- YANG PERLU DIKERJAKAN -
(a) Bagaimana terjemahan bahasa Inggris dari kalimat dalam teks tentang perlindungan TKI ini: "Lestari mengatakan, mekanisme perlindungan TKI telah tertuang dalam Undang-Undang nomor 18 Tahun 2017 tentang Perlindungan TKI."?
(b) Bagian mana saja dari teks tentang perlindungan TKI yang diapit tanda kutip? Sebutkan semuanya.
(c) Apakah pernyataan berikut sesuai dengan teks tentang perlindungan TKI? Jawab ya atau tidak untuk tiap pernyataan, disertai kutipan persis dari teks yang menjadi penentunya.
(i) Diskusi online itu digelar di Forum Diskusi 12 Denpasar pada hari Rabu.
(ii) Mekanisme perlindungan TKI diatur dalam Undang-Undang nomor 18 Tahun 2019.
(iii) Lestari Moerdijat menjabat sebagai Ketua MPR.
━━━ TEKS YANG DIBERIKAN
Jakarta (Partaipandai.id) – Wakil Ketua MPR Lestari Moerdijat menilai semua pihak harus memperjuangkan perlindungan dan keadilan bagi TKI di luar negeri.
Ia menilai, perjuangan perlindungan harus mengedepankan semangat persatuan dan dialog dalam rangka mewujudkan nilai-nilai kemanusiaan.
“Perlindungan warga negara harus mendapat tempat utama dalam setiap dinamika bernegara, termasuk bagi pekerja migran Indonesia,” kata Lestari Moerdijat dalam keterangannya di Jakarta, Kamis.
Baca juga: Ketua MPR dorong optimalisasi penggunaan dana desa
Hal itu dikatakannya saat membuka diskusi online bertema “Perjuangan Perlindungan Tenaga Kerja Indonesia” yang digelar di Forum Diskusi 12 Denpasar, Rabu (6/7).
Lestari mengatakan, mekanisme perlindungan TKI telah tertuang dalam Undang-Undang nomor 18 Tahun 2017 tentang Perlindungan TKI.
Hal ini, menurut dia, sekaligus menegaskan bahwa perlindungan TKI merupakan tanggung jawab negara.
“Namun, ketika dihadapkan pada berbagai persoalan yang menyangkut kasus-kasus yang melibatkan buruh migran, seringkali muncul kesan bahwa negara tidak hadir untuk melindungi para buruh tersebut,” ujarnya.
Dijelaskannya, secara individu maupun kelompok, buruh migran seringkali terabaikan dalam setiap upaya menuntut kejelasan perlindungan atau jaminan yang telah diatur dalam skema perlindungan, baik dalam undang-undang maupun peraturan turunannya.
━━━━━━
━━━ DATA YANG DIBERIKAN
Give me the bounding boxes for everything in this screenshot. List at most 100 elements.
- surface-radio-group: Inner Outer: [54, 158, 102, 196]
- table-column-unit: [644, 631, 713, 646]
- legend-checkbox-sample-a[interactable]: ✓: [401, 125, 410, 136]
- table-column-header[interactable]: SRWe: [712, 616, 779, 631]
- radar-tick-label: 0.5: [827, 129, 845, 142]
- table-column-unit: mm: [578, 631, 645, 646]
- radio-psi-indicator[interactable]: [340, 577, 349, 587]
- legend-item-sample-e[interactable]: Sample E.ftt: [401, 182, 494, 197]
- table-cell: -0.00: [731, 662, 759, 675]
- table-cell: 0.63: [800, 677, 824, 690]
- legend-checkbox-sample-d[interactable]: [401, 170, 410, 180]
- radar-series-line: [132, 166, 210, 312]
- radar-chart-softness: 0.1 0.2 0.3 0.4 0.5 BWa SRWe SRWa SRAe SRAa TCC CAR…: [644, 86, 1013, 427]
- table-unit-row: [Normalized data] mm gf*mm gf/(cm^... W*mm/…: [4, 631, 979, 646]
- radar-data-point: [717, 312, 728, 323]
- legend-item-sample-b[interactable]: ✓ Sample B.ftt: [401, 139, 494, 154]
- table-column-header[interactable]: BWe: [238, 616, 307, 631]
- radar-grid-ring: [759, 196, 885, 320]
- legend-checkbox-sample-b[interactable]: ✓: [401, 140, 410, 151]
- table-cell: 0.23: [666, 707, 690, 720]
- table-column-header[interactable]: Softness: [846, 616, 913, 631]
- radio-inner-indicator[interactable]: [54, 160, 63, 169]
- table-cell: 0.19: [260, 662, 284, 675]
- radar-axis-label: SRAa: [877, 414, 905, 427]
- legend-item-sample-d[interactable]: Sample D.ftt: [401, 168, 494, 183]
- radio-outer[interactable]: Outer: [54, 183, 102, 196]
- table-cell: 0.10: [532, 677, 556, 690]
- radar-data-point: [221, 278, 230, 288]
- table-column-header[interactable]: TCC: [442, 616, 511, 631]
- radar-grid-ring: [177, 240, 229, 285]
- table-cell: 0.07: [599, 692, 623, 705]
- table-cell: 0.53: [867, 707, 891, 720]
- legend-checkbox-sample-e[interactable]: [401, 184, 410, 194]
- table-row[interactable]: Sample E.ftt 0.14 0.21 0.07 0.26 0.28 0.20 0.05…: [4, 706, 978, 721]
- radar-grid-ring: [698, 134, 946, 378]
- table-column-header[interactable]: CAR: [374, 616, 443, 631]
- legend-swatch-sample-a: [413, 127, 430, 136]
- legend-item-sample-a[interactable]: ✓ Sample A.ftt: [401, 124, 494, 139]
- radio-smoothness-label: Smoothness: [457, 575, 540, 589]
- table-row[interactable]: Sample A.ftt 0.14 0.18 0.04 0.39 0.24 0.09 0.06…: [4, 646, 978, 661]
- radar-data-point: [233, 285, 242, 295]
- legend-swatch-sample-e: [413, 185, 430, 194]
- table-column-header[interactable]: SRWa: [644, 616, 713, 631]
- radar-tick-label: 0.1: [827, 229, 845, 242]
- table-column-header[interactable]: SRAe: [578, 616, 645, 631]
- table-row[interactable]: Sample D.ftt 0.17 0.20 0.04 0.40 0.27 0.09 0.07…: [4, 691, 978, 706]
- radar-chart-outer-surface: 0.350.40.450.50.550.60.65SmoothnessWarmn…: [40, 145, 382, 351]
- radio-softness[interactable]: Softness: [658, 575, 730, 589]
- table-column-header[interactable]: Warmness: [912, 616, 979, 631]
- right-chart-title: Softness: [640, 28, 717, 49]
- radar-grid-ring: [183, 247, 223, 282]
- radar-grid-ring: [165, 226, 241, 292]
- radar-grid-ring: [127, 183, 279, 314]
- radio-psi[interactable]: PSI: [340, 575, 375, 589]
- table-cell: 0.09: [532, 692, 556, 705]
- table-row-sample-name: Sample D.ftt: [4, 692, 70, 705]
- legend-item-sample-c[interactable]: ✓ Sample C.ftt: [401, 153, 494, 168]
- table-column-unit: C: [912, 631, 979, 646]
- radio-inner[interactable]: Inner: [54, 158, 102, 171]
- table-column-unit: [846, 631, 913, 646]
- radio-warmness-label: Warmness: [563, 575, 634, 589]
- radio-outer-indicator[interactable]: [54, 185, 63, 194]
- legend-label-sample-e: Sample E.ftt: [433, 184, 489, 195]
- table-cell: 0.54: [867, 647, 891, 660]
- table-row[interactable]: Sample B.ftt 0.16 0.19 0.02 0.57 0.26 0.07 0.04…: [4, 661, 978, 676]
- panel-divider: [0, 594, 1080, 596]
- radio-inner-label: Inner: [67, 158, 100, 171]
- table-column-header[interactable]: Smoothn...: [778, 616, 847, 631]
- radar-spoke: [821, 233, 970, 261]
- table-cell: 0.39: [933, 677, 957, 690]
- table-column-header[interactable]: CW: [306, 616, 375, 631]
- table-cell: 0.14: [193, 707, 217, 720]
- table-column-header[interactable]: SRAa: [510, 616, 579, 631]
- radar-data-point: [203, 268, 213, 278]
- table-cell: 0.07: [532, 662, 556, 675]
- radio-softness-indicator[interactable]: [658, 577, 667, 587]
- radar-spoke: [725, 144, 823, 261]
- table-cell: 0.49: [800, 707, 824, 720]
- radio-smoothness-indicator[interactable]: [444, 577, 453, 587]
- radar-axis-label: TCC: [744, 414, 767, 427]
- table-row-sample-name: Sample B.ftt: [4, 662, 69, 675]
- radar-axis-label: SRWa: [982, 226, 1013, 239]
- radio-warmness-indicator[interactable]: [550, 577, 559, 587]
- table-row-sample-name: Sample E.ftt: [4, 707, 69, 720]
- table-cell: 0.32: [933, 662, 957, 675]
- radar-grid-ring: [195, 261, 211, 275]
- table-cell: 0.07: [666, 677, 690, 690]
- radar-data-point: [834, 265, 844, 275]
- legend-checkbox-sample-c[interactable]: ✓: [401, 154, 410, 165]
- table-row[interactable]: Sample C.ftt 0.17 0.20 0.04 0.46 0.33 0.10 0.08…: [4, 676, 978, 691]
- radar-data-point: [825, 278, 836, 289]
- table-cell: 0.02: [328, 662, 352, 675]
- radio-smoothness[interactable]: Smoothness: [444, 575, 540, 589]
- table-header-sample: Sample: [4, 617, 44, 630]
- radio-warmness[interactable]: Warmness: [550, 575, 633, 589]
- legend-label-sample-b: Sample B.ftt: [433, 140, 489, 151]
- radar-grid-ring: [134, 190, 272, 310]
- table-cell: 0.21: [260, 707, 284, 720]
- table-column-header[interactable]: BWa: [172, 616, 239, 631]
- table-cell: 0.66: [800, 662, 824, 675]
━━━━━━
- SOAL TERJAWAB -
(a) Lestari said that the mechanism for protecting TKI has been set out in Law Number 18 of 2017 on the Protection of TKI.

(b)
1. "Perlindungan warga negara harus mendapat tempat utama dalam setiap dinamika bernegara, termasuk bagi pekerja migran Indonesia,"
2. "Perjuangan Perlindungan Tenaga Kerja Indonesia"
3. "Namun, ketika dihadapkan pada berbagai persoalan yang menyangkut kasus-kasus yang melibatkan buruh migran, seringkali muncul kesan bahwa negara tidak hadir untuk melindungi para buruh tersebut,"

(c)
(i) Ya: "digelar di Forum Diskusi 12 Denpasar, Rabu (6/7)"
(ii) Tidak: "Undang-Undang nomor 18 Tahun 2017"
(iii) Tidak: "Wakil Ketua MPR Lestari Moerdijat"